**MATERIAL FOR THIS TASK**

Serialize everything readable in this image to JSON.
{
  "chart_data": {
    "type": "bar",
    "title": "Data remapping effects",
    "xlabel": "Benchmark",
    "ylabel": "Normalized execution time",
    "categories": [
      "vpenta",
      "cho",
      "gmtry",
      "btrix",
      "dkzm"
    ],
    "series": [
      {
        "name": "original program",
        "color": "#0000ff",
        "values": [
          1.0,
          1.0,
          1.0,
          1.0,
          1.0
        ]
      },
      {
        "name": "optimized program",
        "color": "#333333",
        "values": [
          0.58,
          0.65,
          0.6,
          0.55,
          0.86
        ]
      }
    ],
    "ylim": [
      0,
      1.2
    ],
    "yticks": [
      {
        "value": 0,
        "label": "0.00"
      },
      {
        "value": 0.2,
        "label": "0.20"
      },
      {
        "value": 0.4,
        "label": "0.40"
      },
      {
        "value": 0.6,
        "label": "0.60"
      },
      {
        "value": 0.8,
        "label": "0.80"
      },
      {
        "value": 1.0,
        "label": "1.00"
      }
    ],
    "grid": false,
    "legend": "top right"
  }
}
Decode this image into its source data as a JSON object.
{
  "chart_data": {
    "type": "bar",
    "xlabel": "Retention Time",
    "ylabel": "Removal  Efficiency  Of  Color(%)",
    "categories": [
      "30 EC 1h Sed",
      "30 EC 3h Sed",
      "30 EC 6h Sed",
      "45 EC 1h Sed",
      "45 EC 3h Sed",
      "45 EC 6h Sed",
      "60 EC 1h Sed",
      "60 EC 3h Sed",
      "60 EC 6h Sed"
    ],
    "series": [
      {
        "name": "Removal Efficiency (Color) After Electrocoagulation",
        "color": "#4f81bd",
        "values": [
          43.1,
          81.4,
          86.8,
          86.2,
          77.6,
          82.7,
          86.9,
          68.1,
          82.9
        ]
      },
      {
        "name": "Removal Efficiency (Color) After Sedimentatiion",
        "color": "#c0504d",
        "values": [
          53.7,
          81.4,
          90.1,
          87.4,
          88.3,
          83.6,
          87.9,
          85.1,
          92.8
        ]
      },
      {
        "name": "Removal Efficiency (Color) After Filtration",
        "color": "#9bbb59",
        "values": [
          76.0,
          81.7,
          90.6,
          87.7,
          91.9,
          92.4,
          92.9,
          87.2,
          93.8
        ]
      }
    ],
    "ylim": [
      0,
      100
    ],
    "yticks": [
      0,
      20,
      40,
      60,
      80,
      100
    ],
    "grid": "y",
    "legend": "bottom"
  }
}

**WHAT YOU SHOULD DO**
Quote the listing in full, please, keeping every line exact.

**FULL SOLUTION**
Serialize everything readable in this image to JSON.
{
  "chart_data": {
    "type": "bar",
    "title": "Data remapping effects",
    "xlabel": "Benchmark",
    "ylabel": "Normalized execution time",
    "categories": [
      "vpenta",
      "cho",
      "gmtry",
      "btrix",
      "dkzm"
    ],
    "series": [
      {
        "name": "original program",
        "color": "#0000ff",
        "values": [
          1.0,
          1.0,
          1.0,
          1.0,
          1.0
        ]
      },
      {
        "name": "optimized program",
        "color": "#333333",
        "values": [
          0.58,
          0.65,
          0.6,
          0.55,
          0.86
        ]
      }
    ],
    "ylim": [
      0,
      1.2
    ],
    "yticks": [
      {
        "value": 0,
        "label": "0.00"
      },
      {
        "value": 0.2,
        "label": "0.20"
      },
      {
        "value": 0.4,
        "label": "0.40"
      },
      {
        "value": 0.6,
        "label": "0.60"
      },
      {
        "value": 0.8,
        "label": "0.80"
      },
      {
        "value": 1.0,
        "label": "1.00"
      }
    ],
    "grid": false,
    "legend": "top right"
  }
}
Decode this image into its source data as a JSON object.
{
  "chart_data": {
    "type": "bar",
    "xlabel": "Retention Time",
    "ylabel": "Removal  Efficiency  Of  Color(%)",
    "categories": [
      "30 EC 1h Sed",
      "30 EC 3h Sed",
      "30 EC 6h Sed",
      "45 EC 1h Sed",
      "45 EC 3h Sed",
      "45 EC 6h Sed",
      "60 EC 1h Sed",
      "60 EC 3h Sed",
      "60 EC 6h Sed"
    ],
    "series": [
      {
        "name": "Removal Efficiency (Color) After Electrocoagulation",
        "color": "#4f81bd",
        "values": [
          43.1,
          81.4,
          86.8,
          86.2,
          77.6,
          82.7,
          86.9,
          68.1,
          82.9
        ]
      },
      {
        "name": "Removal Efficiency (Color) After Sedimentatiion",
        "color": "#c0504d",
        "values": [
          53.7,
          81.4,
          90.1,
          87.4,
          88.3,
          83.6,
          87.9,
          85.1,
          92.8
        ]
      },
      {
        "name": "Removal Efficiency (Color) After Filtration",
        "color": "#9bbb59",
        "values": [
          76.0,
          81.7,
          90.6,
          87.7,
          91.9,
          92.4,
          92.9,
          87.2,
          93.8
        ]
      }
    ],
    "ylim": [
      0,
      100
    ],
    "yticks": [
      0,
      20,
      40,
      60,
      80,
      100
    ],
    "grid": "y",
    "legend": "bottom"
  }
}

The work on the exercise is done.